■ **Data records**

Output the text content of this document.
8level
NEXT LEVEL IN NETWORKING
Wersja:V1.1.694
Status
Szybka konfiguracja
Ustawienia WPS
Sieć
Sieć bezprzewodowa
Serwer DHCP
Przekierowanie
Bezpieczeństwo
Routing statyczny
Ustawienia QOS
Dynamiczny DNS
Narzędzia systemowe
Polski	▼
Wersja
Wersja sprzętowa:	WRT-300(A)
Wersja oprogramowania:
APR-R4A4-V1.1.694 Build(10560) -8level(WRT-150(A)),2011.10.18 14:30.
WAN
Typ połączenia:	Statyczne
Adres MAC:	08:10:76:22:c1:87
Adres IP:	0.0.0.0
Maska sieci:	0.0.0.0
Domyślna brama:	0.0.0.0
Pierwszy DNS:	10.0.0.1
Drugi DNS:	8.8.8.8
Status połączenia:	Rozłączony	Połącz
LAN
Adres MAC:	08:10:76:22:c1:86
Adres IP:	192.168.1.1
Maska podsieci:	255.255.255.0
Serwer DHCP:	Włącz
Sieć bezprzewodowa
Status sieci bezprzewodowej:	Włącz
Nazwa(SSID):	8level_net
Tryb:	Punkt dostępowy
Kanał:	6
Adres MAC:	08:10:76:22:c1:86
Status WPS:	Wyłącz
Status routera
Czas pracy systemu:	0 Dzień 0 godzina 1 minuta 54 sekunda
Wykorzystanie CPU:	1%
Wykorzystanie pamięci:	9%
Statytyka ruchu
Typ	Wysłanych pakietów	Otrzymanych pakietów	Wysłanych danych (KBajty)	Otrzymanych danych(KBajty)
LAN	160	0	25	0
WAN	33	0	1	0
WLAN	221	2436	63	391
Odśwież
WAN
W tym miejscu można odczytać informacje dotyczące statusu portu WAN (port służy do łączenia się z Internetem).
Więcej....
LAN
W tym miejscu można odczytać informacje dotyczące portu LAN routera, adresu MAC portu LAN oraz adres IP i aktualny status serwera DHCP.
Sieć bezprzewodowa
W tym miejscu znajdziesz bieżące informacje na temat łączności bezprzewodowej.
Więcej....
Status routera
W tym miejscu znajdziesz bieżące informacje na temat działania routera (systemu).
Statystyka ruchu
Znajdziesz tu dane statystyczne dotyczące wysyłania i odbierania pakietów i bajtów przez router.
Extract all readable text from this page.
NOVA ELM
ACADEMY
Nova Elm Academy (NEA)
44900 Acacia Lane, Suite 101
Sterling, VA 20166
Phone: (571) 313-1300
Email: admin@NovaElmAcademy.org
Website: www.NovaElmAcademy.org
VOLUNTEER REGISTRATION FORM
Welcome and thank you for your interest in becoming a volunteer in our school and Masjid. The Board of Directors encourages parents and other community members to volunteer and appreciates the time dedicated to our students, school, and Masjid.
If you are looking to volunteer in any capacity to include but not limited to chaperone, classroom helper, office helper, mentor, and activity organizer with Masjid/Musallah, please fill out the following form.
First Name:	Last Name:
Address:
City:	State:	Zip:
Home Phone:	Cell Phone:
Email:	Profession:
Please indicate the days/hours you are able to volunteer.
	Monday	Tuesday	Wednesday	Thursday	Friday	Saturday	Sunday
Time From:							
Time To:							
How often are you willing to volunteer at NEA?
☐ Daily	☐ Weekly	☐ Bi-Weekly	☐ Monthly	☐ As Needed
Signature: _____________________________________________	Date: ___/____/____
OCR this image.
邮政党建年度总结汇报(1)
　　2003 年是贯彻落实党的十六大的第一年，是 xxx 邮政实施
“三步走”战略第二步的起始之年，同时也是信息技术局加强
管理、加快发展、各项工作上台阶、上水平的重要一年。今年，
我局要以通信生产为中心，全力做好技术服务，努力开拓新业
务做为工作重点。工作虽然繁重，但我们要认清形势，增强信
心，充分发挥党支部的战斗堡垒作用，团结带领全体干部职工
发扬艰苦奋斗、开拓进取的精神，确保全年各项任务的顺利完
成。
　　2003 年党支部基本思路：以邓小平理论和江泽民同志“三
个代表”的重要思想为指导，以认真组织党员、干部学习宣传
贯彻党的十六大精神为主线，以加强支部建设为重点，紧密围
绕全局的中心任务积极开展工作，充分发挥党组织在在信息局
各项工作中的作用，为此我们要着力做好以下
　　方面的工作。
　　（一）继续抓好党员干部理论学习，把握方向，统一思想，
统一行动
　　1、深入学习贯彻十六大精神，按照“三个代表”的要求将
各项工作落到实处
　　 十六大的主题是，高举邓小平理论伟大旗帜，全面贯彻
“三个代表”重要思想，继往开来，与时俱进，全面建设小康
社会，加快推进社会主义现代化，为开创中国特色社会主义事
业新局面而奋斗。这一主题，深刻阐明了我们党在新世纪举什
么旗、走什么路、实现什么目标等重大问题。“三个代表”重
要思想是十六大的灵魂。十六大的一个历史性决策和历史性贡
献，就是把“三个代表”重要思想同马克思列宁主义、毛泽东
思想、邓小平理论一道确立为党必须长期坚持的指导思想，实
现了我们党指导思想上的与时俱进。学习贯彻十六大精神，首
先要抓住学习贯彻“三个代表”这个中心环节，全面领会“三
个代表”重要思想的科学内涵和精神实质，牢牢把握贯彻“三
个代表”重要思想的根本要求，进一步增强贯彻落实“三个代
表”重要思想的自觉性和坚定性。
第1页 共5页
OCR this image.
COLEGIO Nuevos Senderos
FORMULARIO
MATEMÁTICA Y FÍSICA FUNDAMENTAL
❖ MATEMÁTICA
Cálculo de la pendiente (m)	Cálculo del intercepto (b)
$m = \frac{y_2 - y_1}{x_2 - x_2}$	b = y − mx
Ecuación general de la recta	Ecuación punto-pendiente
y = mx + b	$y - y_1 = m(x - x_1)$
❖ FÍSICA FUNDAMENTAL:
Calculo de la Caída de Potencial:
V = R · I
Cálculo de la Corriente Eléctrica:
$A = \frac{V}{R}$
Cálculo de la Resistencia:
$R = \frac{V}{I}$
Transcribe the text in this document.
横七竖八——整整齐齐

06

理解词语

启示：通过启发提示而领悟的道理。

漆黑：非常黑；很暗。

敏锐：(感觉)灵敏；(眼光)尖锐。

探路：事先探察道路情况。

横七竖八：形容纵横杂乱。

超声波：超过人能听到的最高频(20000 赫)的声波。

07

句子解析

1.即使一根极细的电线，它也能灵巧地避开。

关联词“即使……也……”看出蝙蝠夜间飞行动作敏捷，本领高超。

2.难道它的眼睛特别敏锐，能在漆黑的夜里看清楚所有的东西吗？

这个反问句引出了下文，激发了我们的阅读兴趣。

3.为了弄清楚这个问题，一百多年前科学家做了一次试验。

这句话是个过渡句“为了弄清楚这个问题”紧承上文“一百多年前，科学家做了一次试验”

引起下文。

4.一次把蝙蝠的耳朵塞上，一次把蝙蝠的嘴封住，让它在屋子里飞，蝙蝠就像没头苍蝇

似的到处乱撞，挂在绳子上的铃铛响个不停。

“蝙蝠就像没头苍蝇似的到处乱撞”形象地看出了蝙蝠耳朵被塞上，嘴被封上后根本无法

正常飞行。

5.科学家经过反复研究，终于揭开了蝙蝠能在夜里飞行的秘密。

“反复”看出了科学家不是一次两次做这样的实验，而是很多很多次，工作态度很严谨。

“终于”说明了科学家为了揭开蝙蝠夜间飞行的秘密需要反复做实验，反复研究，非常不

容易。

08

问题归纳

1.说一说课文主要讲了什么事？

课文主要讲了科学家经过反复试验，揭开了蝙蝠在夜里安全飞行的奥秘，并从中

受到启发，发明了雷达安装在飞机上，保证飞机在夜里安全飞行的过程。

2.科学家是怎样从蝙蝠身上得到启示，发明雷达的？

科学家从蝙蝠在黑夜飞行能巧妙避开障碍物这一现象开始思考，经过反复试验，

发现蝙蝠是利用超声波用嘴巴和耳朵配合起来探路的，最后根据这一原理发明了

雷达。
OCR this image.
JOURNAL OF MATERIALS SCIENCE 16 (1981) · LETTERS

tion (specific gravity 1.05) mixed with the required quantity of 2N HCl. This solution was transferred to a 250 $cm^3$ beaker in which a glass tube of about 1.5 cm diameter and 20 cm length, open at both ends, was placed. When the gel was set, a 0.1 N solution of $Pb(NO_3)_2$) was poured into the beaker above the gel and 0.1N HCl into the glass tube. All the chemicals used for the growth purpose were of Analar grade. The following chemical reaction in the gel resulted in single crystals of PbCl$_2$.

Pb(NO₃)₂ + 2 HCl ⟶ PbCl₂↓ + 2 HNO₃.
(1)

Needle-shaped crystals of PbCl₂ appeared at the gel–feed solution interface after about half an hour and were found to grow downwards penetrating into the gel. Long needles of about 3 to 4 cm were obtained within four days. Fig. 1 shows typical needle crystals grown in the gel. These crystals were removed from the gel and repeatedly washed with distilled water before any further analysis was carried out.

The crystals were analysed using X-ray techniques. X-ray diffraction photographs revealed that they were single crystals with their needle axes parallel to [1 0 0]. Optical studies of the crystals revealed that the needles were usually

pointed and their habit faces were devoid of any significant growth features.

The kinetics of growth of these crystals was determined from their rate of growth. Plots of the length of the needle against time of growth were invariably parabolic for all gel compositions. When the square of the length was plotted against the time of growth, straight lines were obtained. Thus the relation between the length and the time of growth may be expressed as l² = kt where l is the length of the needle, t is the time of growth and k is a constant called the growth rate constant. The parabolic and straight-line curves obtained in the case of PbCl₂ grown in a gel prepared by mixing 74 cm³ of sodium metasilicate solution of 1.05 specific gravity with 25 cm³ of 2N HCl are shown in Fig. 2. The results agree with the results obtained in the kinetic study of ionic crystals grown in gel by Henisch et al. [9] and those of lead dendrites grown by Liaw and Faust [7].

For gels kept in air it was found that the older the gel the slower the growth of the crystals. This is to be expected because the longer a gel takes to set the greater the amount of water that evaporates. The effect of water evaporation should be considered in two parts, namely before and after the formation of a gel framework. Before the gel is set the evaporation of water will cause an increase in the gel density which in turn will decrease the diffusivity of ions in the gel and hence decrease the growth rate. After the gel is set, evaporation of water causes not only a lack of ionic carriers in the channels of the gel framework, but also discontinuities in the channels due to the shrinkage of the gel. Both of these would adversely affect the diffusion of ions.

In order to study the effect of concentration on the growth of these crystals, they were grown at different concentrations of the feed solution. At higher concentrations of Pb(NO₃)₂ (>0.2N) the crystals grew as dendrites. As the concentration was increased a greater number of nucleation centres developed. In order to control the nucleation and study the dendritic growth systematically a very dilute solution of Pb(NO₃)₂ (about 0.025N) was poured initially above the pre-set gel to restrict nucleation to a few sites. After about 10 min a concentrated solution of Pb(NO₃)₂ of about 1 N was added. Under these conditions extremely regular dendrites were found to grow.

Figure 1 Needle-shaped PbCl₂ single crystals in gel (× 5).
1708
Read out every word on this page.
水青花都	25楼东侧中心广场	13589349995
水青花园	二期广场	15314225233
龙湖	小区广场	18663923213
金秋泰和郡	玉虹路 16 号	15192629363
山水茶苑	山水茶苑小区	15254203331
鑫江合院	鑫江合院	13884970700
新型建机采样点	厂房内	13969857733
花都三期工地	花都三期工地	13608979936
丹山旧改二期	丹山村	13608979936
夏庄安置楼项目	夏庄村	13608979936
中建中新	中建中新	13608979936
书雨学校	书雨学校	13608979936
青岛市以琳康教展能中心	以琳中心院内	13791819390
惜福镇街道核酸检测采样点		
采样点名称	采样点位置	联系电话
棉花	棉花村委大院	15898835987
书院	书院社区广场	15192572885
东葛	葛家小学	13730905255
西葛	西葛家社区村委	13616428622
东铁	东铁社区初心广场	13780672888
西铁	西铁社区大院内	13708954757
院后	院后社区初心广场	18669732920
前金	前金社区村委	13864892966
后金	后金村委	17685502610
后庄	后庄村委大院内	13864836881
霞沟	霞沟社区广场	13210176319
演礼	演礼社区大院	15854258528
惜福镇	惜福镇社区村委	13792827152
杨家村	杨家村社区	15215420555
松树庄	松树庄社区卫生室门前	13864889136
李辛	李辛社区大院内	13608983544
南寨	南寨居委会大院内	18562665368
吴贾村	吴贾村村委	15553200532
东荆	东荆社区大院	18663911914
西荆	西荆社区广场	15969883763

■ **DIRECTION**
Copy whichever lines in the listing above contain the word "miejscu".

■ **PROBLEM SOLUTION**
W tym miejscu można odczytać informacje dotyczące statusu portu WAN (port służy do łączenia się z Internetem).
W tym miejscu można odczytać informacje dotyczące portu LAN routera, adresu MAC portu LAN oraz adres IP i aktualny status serwera DHCP.
W tym miejscu znajdziesz bieżące informacje na temat łączności bezprzewodowej.
W tym miejscu znajdziesz bieżące informacje na temat działania routera (systemu).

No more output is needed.